WHAT IS NEEDED: Print the entries that appear below, exactly as written and without their pictures.
Start WORKING DATA
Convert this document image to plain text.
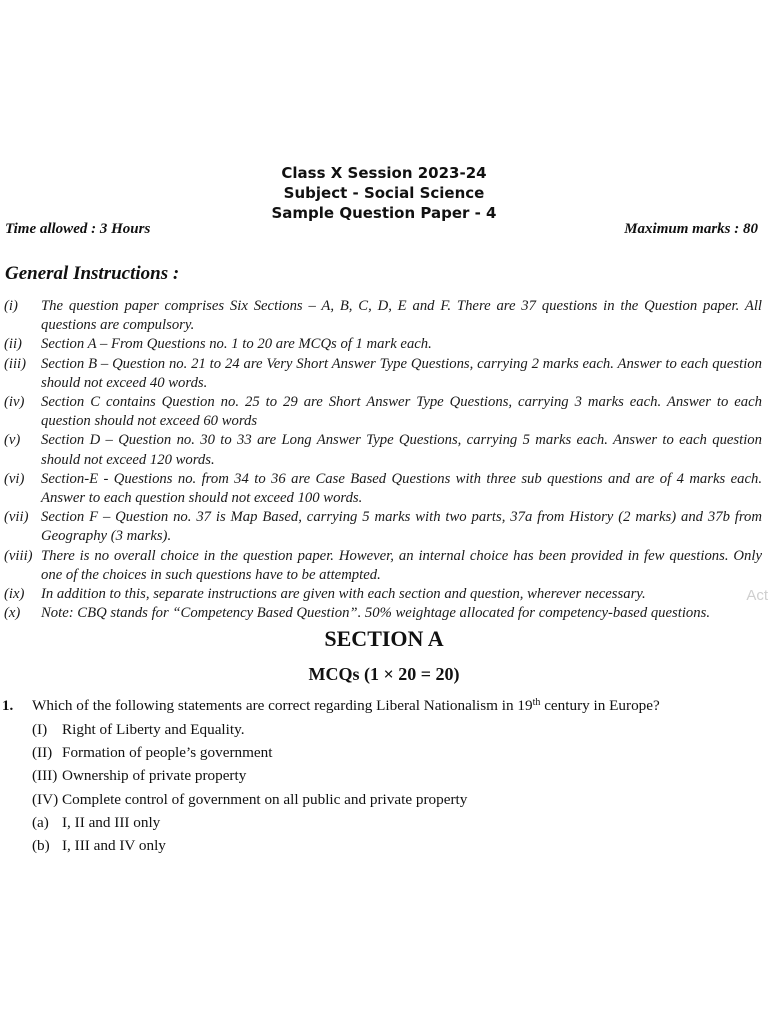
Class X Session 2023-24
Subject - Social Science
Sample Question Paper - 4
Time allowed : 3 Hours	Maximum marks : 80
General Instructions :
(i)	The question paper comprises Six Sections – A, B, C, D, E and F. There are 37 questions in the Question paper. All questions are compulsory.
(ii)	Section A – From Questions no. 1 to 20 are MCQs of 1 mark each.
(iii)	Section B – Question no. 21 to 24 are Very Short Answer Type Questions, carrying 2 marks each. Answer to each question should not exceed 40 words.
(iv)	Section C contains Question no. 25 to 29 are Short Answer Type Questions, carrying 3 marks each. Answer to each question should not exceed 60 words
(v)	Section D – Question no. 30 to 33 are Long Answer Type Questions, carrying 5 marks each. Answer to each question should not exceed 120 words.
(vi)	Section-E - Questions no. from 34 to 36 are Case Based Questions with three sub questions and are of 4 marks each. Answer to each question should not exceed 100 words.
(vii) Section F – Question no. 37 is Map Based, carrying 5 marks with two parts, 37a from History (2 marks) and 37b from Geography (3 marks).
(viii) There is no overall choice in the question paper. However, an internal choice has been provided in few questions. Only one of the choices in such questions have to be attempted.
(ix)	In addition to this, separate instructions are given with each section and question, wherever necessary.
(x)	Note: CBQ stands for “Competency Based Question”. 50% weightage allocated for competency-based questions.
Act
SECTION A
MCQs (1 × 20 = 20)
1. Which of the following statements are correct regarding Liberal Nationalism in 19th century in Europe?
(I) Right of Liberty and Equality.
(II) Formation of people’s government
(III) Ownership of private property
(IV) Complete control of government on all public and private property
(a) I, II and III only
(b) I, III and IV only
End WORKING DATA
RESULT OF THIS EXERCISE:
Convert this document image to plain text.
Class X Session 2023-24
Subject - Social Science
Sample Question Paper - 4
Time allowed : 3 Hours	Maximum marks : 80
General Instructions :
(i)	The question paper comprises Six Sections – A, B, C, D, E and F. There are 37 questions in the Question paper. All questions are compulsory.
(ii)	Section A – From Questions no. 1 to 20 are MCQs of 1 mark each.
(iii)	Section B – Question no. 21 to 24 are Very Short Answer Type Questions, carrying 2 marks each. Answer to each question should not exceed 40 words.
(iv)	Section C contains Question no. 25 to 29 are Short Answer Type Questions, carrying 3 marks each. Answer to each question should not exceed 60 words
(v)	Section D – Question no. 30 to 33 are Long Answer Type Questions, carrying 5 marks each. Answer to each question should not exceed 120 words.
(vi)	Section-E - Questions no. from 34 to 36 are Case Based Questions with three sub questions and are of 4 marks each. Answer to each question should not exceed 100 words.
(vii) Section F – Question no. 37 is Map Based, carrying 5 marks with two parts, 37a from History (2 marks) and 37b from Geography (3 marks).
(viii) There is no overall choice in the question paper. However, an internal choice has been provided in few questions. Only one of the choices in such questions have to be attempted.
(ix)	In addition to this, separate instructions are given with each section and question, wherever necessary.
(x)	Note: CBQ stands for “Competency Based Question”. 50% weightage allocated for competency-based questions.
Act
SECTION A
MCQs (1 × 20 = 20)
1. Which of the following statements are correct regarding Liberal Nationalism in 19th century in Europe?
(I) Right of Liberty and Equality.
(II) Formation of people’s government
(III) Ownership of private property
(IV) Complete control of government on all public and private property
(a) I, II and III only
(b) I, III and IV only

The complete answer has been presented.